Bloque de texto:

····················

Un estudio privado advierte un deterioro de la inversión al inicio de 2026
Un informe de la consultora Orlando J. Ferreres & Asociados mostró una fuerte caída interanual de la inversión y alertó sobre la debilidad de los componentes productivos de la economía.
La inversión en la Argentina comenzó 2026 con señales negativas, según un estudio privado elaborado por la consultora Orlando J. Ferreres & Asociados (OJF). De acuerdo con su indicador de Inversión Bruta Interna Mensual (IBIM), la inversión total se contrajo 6,6% interanual en enero, mientras que en la medición mensual el avance fue de apenas 0,4% desestacionalizado, lo que refleja un escenario de estancamiento.
El informe estimó que la inversión alcanzó los USD 6.626 millones durante el primer mes del año. En ese marco, el peso de la inversión sobre el Producto Bruto Interno retrocedió al 17,9%, el nivel más bajo desde el tercer trimestre de 2024, un dato que pone en evidencia el deterioro del componente clave para el crecimiento económico.
Desde la consultora señalaron que enero mostró un empeoramiento de los niveles de inversión, y advirtieron que uno de los datos más preocupantes surge del comercio exterior. En ese sentido, remarcaron la información publicada por el Indec, que reflejó fuertes caídas en las cantidades importadas, especialmente en bienes vinculados a la producción.
Al desagregar los componentes, el informe indicó que la inversión en maquinaria y equipos cayó 6,9% interanual. Dentro de este rubro, los equipos de origen nacional mostraron un avance de 6,0%, mientras que los bienes importados se desplomaron 14,6%, cortando una racha de 15 meses consecutivos de variaciones positivas.
Por su parte, la inversión en construcción volvió a registrar una contracción, con una baja estimada de 6,3% interanual en enero, consolidando un escenario de debilidad en uno de los sectores tradicionalmente dinamizadores de la actividad económica.
En sus conclusiones, OJF sostuvo que la inversión continúa siendo uno de los principales desafíos para la economía, y advirtió que buena parte de la eventual reactivación dependerá de que las inversiones productivas logren repuntar. Sin ese impulso, señalaron, las perspectivas de crecimiento seguirán condicionadas en el corto y mediano plazo.

····················

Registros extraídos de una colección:
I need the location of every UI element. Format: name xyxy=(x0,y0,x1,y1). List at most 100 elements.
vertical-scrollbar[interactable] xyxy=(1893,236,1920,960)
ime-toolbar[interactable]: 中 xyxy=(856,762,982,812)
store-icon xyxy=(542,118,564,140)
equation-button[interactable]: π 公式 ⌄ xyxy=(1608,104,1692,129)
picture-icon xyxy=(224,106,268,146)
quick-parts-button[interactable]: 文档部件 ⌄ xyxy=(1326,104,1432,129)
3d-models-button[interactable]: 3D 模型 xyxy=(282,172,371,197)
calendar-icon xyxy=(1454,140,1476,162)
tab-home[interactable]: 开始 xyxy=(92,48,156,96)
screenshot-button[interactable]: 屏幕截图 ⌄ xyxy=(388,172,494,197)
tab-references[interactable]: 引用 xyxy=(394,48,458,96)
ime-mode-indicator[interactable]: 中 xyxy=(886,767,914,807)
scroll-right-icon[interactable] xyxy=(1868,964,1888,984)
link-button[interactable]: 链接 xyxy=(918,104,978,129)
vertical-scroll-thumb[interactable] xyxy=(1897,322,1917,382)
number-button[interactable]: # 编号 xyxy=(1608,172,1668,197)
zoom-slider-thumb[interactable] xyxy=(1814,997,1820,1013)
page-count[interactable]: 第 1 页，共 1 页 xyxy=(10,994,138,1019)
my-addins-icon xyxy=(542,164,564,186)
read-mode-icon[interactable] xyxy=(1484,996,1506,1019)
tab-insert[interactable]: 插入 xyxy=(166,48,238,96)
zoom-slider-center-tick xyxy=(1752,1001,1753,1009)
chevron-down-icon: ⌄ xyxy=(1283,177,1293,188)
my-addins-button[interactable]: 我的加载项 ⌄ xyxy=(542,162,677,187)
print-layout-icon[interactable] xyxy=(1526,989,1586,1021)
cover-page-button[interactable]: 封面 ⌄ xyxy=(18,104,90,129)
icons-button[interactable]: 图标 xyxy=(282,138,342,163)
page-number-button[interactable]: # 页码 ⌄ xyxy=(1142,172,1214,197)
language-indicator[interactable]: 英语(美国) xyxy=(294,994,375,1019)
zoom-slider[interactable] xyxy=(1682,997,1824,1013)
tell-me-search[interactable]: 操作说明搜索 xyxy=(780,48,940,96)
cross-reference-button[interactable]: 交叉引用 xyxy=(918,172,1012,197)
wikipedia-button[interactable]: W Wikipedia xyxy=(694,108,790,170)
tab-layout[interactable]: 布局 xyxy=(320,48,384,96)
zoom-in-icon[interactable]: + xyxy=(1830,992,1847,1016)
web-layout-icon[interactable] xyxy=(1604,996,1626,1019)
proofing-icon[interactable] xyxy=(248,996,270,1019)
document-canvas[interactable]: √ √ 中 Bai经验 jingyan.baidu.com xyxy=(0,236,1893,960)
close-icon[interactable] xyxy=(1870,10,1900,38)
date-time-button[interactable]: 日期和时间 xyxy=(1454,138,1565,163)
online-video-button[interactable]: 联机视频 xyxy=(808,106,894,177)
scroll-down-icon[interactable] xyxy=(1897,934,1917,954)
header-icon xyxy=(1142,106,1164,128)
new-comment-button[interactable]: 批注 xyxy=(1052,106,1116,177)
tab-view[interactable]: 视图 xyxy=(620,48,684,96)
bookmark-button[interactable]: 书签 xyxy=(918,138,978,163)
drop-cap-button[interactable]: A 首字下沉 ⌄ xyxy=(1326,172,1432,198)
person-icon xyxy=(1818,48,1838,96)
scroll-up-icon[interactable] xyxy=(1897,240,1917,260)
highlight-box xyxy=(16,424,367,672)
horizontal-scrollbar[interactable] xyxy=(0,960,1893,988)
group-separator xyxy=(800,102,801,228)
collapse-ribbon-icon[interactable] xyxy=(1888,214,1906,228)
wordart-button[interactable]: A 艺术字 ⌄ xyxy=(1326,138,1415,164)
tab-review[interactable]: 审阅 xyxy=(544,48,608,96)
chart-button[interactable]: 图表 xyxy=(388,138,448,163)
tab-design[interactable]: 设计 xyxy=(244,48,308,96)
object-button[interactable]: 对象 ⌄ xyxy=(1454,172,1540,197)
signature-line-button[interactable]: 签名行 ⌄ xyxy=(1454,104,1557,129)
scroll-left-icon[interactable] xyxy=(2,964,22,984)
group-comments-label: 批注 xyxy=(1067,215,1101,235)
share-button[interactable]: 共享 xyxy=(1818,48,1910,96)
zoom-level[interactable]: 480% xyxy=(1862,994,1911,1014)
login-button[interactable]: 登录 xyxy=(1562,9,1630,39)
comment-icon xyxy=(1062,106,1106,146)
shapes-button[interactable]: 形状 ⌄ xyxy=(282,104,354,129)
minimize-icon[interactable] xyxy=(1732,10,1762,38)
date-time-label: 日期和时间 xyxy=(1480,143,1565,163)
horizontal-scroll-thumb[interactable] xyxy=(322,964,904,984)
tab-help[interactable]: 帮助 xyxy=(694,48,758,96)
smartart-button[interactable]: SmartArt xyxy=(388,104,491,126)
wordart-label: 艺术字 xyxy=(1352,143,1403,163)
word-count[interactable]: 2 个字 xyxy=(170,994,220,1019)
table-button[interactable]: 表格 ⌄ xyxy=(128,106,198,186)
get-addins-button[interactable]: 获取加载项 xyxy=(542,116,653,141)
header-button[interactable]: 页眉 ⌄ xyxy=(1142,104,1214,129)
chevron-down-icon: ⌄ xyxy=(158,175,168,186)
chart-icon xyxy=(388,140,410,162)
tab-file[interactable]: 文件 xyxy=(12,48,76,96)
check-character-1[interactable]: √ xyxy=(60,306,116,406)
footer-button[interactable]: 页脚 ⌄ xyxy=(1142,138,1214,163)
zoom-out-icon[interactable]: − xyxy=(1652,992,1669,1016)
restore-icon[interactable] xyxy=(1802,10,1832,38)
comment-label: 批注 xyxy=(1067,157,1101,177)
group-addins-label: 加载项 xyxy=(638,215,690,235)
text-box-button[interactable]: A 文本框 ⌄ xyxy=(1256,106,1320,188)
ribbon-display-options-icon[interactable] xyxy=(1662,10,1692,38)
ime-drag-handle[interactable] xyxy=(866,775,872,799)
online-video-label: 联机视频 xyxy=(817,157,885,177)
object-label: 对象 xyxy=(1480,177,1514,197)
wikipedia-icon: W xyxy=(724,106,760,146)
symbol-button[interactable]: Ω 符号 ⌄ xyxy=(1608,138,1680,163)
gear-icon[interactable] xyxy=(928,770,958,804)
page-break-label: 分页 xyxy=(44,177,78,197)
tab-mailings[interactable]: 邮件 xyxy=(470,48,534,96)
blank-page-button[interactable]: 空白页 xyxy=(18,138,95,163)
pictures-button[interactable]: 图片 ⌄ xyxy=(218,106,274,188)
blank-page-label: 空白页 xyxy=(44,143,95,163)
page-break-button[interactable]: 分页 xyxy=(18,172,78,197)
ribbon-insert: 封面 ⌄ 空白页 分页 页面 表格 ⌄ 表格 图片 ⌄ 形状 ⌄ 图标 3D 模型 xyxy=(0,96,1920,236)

····················

Complete lo siguiente:
1. Transcriba del texto sobre la inversión el fragmento comprendido entre "El informe estimó" y "el crecimiento económico.", ambos incluidos.
2. Resuma en dos oraciones el texto sobre la inversión.

Lista de soluciones:
1.
El informe estimó que la inversión alcanzó los USD 6.626 millones durante el primer mes del año. En ese marco, el peso de la inversión sobre el Producto Bruto Interno retrocedió al 17,9%, el nivel más bajo desde el tercer trimestre de 2024, un dato que pone en evidencia el deterioro del componente clave para el crecimiento económico.

2. Según la consultora Orlando J. Ferreres & Asociados, la inversión en la Argentina se contrajo 6,6% interanual en enero de 2026, con caídas de 6,9% en maquinaria y equipos y de 6,3% en construcción, y su peso sobre el Producto Bruto Interno retrocedió al 17,9%, el nivel más bajo desde el tercer trimestre de 2024. La consultora advirtió que buena parte de la eventual reactivación dependerá de que repunten las inversiones productivas, sin lo cual las perspectivas de crecimiento seguirán condicionadas en el corto y mediano plazo.